====== Provided data ======

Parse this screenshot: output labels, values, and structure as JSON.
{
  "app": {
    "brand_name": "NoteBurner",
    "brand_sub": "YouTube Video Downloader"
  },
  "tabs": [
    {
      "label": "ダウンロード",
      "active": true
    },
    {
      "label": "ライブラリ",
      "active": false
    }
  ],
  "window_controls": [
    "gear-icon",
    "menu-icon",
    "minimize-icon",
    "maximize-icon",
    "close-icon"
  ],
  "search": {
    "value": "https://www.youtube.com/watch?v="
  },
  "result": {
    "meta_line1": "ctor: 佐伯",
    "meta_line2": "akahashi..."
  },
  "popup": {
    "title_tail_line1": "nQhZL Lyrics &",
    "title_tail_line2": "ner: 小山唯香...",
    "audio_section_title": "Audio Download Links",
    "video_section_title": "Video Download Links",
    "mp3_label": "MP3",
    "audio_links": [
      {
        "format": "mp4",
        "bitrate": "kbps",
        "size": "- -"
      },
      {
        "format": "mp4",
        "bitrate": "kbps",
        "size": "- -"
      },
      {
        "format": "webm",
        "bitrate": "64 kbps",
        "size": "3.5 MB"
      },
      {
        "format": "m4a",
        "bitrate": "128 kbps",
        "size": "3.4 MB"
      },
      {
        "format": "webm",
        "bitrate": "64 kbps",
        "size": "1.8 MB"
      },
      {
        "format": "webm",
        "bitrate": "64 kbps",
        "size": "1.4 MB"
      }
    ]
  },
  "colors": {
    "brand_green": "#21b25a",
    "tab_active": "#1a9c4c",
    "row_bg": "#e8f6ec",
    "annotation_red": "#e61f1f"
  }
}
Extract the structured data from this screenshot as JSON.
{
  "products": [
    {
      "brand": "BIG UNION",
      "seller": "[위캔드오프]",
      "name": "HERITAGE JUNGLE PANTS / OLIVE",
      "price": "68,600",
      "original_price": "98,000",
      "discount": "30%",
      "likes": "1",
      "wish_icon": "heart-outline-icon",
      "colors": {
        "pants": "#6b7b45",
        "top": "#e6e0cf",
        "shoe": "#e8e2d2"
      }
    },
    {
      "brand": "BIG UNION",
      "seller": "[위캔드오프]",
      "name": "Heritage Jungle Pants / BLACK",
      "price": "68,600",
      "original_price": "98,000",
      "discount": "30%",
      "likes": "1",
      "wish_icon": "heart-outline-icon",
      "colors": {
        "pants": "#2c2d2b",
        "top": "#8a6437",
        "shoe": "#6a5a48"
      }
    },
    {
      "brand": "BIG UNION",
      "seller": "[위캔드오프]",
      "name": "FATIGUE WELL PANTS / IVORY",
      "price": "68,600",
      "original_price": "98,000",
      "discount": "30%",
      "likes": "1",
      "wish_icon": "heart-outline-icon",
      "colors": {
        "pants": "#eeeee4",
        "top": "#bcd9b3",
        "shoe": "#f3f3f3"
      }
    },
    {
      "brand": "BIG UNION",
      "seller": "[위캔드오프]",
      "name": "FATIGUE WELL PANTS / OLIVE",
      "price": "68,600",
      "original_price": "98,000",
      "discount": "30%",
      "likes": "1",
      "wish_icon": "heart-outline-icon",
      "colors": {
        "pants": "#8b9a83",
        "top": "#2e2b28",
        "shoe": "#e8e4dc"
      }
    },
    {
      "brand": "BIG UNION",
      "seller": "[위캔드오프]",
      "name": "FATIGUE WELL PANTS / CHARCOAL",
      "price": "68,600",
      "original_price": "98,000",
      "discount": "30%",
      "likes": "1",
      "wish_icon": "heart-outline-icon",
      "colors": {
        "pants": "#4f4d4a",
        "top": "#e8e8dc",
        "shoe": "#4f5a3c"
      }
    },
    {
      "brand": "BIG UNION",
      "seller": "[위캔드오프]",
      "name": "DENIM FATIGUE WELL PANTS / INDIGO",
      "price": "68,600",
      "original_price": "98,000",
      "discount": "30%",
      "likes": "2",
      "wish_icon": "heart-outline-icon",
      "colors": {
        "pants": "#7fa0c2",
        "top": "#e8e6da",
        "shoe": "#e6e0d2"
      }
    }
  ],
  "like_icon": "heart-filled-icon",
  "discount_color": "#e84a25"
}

======

Given exercise: Restate each record exactly as written.

The answer:
Parse this screenshot: output labels, values, and structure as JSON.
{
  "app": {
    "brand_name": "NoteBurner",
    "brand_sub": "YouTube Video Downloader"
  },
  "tabs": [
    {
      "label": "ダウンロード",
      "active": true
    },
    {
      "label": "ライブラリ",
      "active": false
    }
  ],
  "window_controls": [
    "gear-icon",
    "menu-icon",
    "minimize-icon",
    "maximize-icon",
    "close-icon"
  ],
  "search": {
    "value": "https://www.youtube.com/watch?v="
  },
  "result": {
    "meta_line1": "ctor: 佐伯",
    "meta_line2": "akahashi..."
  },
  "popup": {
    "title_tail_line1": "nQhZL Lyrics &",
    "title_tail_line2": "ner: 小山唯香...",
    "audio_section_title": "Audio Download Links",
    "video_section_title": "Video Download Links",
    "mp3_label": "MP3",
    "audio_links": [
      {
        "format": "mp4",
        "bitrate": "kbps",
        "size": "- -"
      },
      {
        "format": "mp4",
        "bitrate": "kbps",
        "size": "- -"
      },
      {
        "format": "webm",
        "bitrate": "64 kbps",
        "size": "3.5 MB"
      },
      {
        "format": "m4a",
        "bitrate": "128 kbps",
        "size": "3.4 MB"
      },
      {
        "format": "webm",
        "bitrate": "64 kbps",
        "size": "1.8 MB"
      },
      {
        "format": "webm",
        "bitrate": "64 kbps",
        "size": "1.4 MB"
      }
    ]
  },
  "colors": {
    "brand_green": "#21b25a",
    "tab_active": "#1a9c4c",
    "row_bg": "#e8f6ec",
    "annotation_red": "#e61f1f"
  }
}
Extract the structured data from this screenshot as JSON.
{
  "products": [
    {
      "brand": "BIG UNION",
      "seller": "[위캔드오프]",
      "name": "HERITAGE JUNGLE PANTS / OLIVE",
      "price": "68,600",
      "original_price": "98,000",
      "discount": "30%",
      "likes": "1",
      "wish_icon": "heart-outline-icon",
      "colors": {
        "pants": "#6b7b45",
        "top": "#e6e0cf",
        "shoe": "#e8e2d2"
      }
    },
    {
      "brand": "BIG UNION",
      "seller": "[위캔드오프]",
      "name": "Heritage Jungle Pants / BLACK",
      "price": "68,600",
      "original_price": "98,000",
      "discount": "30%",
      "likes": "1",
      "wish_icon": "heart-outline-icon",
      "colors": {
        "pants": "#2c2d2b",
        "top": "#8a6437",
        "shoe": "#6a5a48"
      }
    },
    {
      "brand": "BIG UNION",
      "seller": "[위캔드오프]",
      "name": "FATIGUE WELL PANTS / IVORY",
      "price": "68,600",
      "original_price": "98,000",
      "discount": "30%",
      "likes": "1",
      "wish_icon": "heart-outline-icon",
      "colors": {
        "pants": "#eeeee4",
        "top": "#bcd9b3",
        "shoe": "#f3f3f3"
      }
    },
    {
      "brand": "BIG UNION",
      "seller": "[위캔드오프]",
      "name": "FATIGUE WELL PANTS / OLIVE",
      "price": "68,600",
      "original_price": "98,000",
      "discount": "30%",
      "likes": "1",
      "wish_icon": "heart-outline-icon",
      "colors": {
        "pants": "#8b9a83",
        "top": "#2e2b28",
        "shoe": "#e8e4dc"
      }
    },
    {
      "brand": "BIG UNION",
      "seller": "[위캔드오프]",
      "name": "FATIGUE WELL PANTS / CHARCOAL",
      "price": "68,600",
      "original_price": "98,000",
      "discount": "30%",
      "likes": "1",
      "wish_icon": "heart-outline-icon",
      "colors": {
        "pants": "#4f4d4a",
        "top": "#e8e8dc",
        "shoe": "#4f5a3c"
      }
    },
    {
      "brand": "BIG UNION",
      "seller": "[위캔드오프]",
      "name": "DENIM FATIGUE WELL PANTS / INDIGO",
      "price": "68,600",
      "original_price": "98,000",
      "discount": "30%",
      "likes": "2",
      "wish_icon": "heart-outline-icon",
      "colors": {
        "pants": "#7fa0c2",
        "top": "#e8e6da",
        "shoe": "#e6e0d2"
      }
    }
  ],
  "like_icon": "heart-filled-icon",
  "discount_color": "#e84a25"
}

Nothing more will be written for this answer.